While the IC’s research organization looks into adding security to cloud environments, in the here and now, intelligence agencies are sharing more data.
For federal agencies, accomplishing in just a matter of weeks IT tasks that typically take months or years is a dream come true. That’s the promise of the DevOps methodology; some agencies are embracing it, but IT leaders say it takes courage to implement a new approach to IT.
DevOps is a way of thinking that encourages software developers to work with IT operations staff on testing and quality assurance to develop software more quickly and automate infrastructure changes. It’s a collaborative mentality designed to produce software faster and more efficiently.
Some agencies, like the U.S. Citizenship and Immigration Services (a component of the Department of Homeland Security) are further along than others. However, many agencies are testing out DevOps on a small scale.
At USCIS, CIO Mark Schwartz has been embracing DevOps for some time now, and the approach has already produced results. Speaking at the Federal DevOps Summit hosted by the Advanced Technology Academic Research Center on Aug. 18, Schwartz described how the agency has used DevOps to improve its E-Verify service, which lets employers check to be sure prospective employees are U.S. citizens.
According to FCW, Schwartz said implementing DevOps requires jettisoning the traditional way of approaching IT and long-held processes and practices, and even what the agency’s inspector general might think.
And as Federal News Radio reported, USCIS is testing out a DevOps practice called “impact mapping.” In this exercise, Schwartz said, the developers and IT staff working on the E-Verify program had a goal of increasing the number of cases that a verifier can perform per day from about 70 to an undetermined higher amount.
With that goal in mind, the team then maps out the behaviors that would need to change in the agency, and those who have those behaviors.
“Then they map out for each of those behavior changes, what IT capabilities could be offered that might accomplish those behavior changes,” Schwartz said, according to Federal News Radio. Then they take each of those capabilities, think about it and say, ‘If we were to provide this capability, we think it would increase the number of cases a day by X amount, whatever the X is.’ They really don’t know. It’s just a hypothesis. They think if they do ‘this’ it will increase it by this much and if they do this other thing, it will increase it by ‘this’ much. This is all at the level of capabilities. There are no requirements here.”

» **DATA EXTRACTS**
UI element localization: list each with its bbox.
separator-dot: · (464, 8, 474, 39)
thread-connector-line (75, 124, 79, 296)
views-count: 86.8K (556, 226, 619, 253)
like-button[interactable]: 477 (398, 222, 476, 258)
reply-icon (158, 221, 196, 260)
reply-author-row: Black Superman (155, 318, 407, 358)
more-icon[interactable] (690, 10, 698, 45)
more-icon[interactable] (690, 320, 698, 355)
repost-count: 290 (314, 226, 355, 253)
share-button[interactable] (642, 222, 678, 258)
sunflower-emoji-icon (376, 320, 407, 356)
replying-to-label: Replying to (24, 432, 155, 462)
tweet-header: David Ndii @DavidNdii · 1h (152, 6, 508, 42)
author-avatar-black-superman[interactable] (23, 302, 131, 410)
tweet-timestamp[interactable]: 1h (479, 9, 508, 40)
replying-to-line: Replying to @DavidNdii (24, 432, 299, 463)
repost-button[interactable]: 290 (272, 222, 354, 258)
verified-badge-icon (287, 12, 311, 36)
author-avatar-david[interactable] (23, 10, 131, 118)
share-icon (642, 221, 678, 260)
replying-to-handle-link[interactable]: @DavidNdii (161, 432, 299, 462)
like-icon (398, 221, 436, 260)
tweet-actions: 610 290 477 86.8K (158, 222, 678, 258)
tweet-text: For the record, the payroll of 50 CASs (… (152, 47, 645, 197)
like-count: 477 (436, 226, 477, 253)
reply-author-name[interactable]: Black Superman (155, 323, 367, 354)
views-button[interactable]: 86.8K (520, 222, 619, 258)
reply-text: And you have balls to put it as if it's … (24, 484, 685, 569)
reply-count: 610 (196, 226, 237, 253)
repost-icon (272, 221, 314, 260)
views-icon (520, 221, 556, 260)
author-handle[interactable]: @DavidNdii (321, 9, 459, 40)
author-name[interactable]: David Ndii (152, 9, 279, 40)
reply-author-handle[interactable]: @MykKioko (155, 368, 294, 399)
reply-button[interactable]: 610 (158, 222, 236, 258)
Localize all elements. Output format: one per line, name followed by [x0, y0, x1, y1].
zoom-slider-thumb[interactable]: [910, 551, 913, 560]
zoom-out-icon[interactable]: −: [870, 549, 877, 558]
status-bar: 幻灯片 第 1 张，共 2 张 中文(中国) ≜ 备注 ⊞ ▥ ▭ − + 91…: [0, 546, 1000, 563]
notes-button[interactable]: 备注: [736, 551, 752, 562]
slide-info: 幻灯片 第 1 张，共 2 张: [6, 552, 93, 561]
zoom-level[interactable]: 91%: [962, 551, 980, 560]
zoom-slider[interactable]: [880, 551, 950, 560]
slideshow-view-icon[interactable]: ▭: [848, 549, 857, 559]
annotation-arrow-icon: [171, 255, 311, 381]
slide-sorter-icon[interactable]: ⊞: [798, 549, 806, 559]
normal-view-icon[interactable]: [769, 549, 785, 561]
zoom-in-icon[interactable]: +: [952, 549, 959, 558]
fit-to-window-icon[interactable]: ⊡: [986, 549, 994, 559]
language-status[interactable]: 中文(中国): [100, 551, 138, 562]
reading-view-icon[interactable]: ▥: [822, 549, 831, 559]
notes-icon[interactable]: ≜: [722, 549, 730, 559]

» **TASK 1**
According to the article on DevOps in federal agencies, how many cases per day could an E-Verify verifier perform before the team set its goal?
» **TASK 2**
Write the next part of the article on DevOps in federal agencies, starting after its last paragraph.

» **EXPECTED OUTPUT 1**
About 70 cases per day.

» **EXPECTED OUTPUT 2**
After that, the development team submits their ideas to the governance board, which is composed of business owners, IT executives and other interdisciplinary leaders for approval and funding. After the governance board approves the ideas, Schwartz said the agile sprint begins. Programmers sit with users of the system, and every time a programmer finishes creating a new piece of functionality, it automatically gets run through a series of compliance and security tests, as well as tests to ensure the new functionality does not break the existing system. Then it all gets deployed to the cloud.
“So in the first hour of the developers working, they are already deploying to a production environment in the cloud and it miraculously appeared,” Schwartz said. As they do that, people can start using it. The users start playing around with it. They give feedback. The programmers make changes and every time they make an adjustment and hit the commit button, automatic tests are run.”
The goal is to let users of the system drive what gets fixed and what gets deployed. According to Federal News Radio, the approach produced immediate results. The site reported: “On a program where USCIS spent the previous four years just developing and documenting requirements, through impact mapping and using DevOps methodology, the agency delivered its first update to the system in six weeks.”
Other agencies are also gingerly implementing DevOps methodologies. Ann Dunkin, CIO of the Environmental Protection Agency, said at the event that her agency is not as deep into the process as USCIS, but added that EPA is relying on the General Services Administration’s digital services unit, 18F, and its Cloud.gov platform as a service to “do the heavy lifting,” according to FCW.
According to Federal News Radio, Duncan said that approach allows her staff to focus on the business side of projects to ensure continuous improvements. Duncan said that the challenge with moving to an agile development process and a DevOps methodology is overcoming cultural resistance to change. The traditional “waterfall” development process often turned out to be a high-risk gambit because it did not produce what users wanted. Moving to DevOps and agile development requires a new approach, she said.
“There is no solution without risk, but we and a lot of people believe that it reduces risk by constantly interacting,” she said. “You’re constantly interacting with your vendor or development team, depending on how you are doing the work. You are constantly able to change who is doing the work for you.”
Meanwhile, Cris Brown, master data management program manager at the Nuclear Regulatory Commission, said she “couldn’t spell DevOps last summer” but has since reached out to her team for help with two projects, according to FCW.
“We received a report that two major pieces were going to be delayed for four and seven months. We couldn’t live with that delay, so I actually reached out to our friends at 18F,” Brown said, according to Federal News Radio. “We actually did two DevOps pilots and we were very successful in moving projects forward. As a result of that, we realized that the DevOps needed to be a part of the culture, and we are working to codify the use of DevOps through an internal project management tool that we have so we can continually have that reference. It hasn’t been easy. It’s a huge culture change that we have just started.”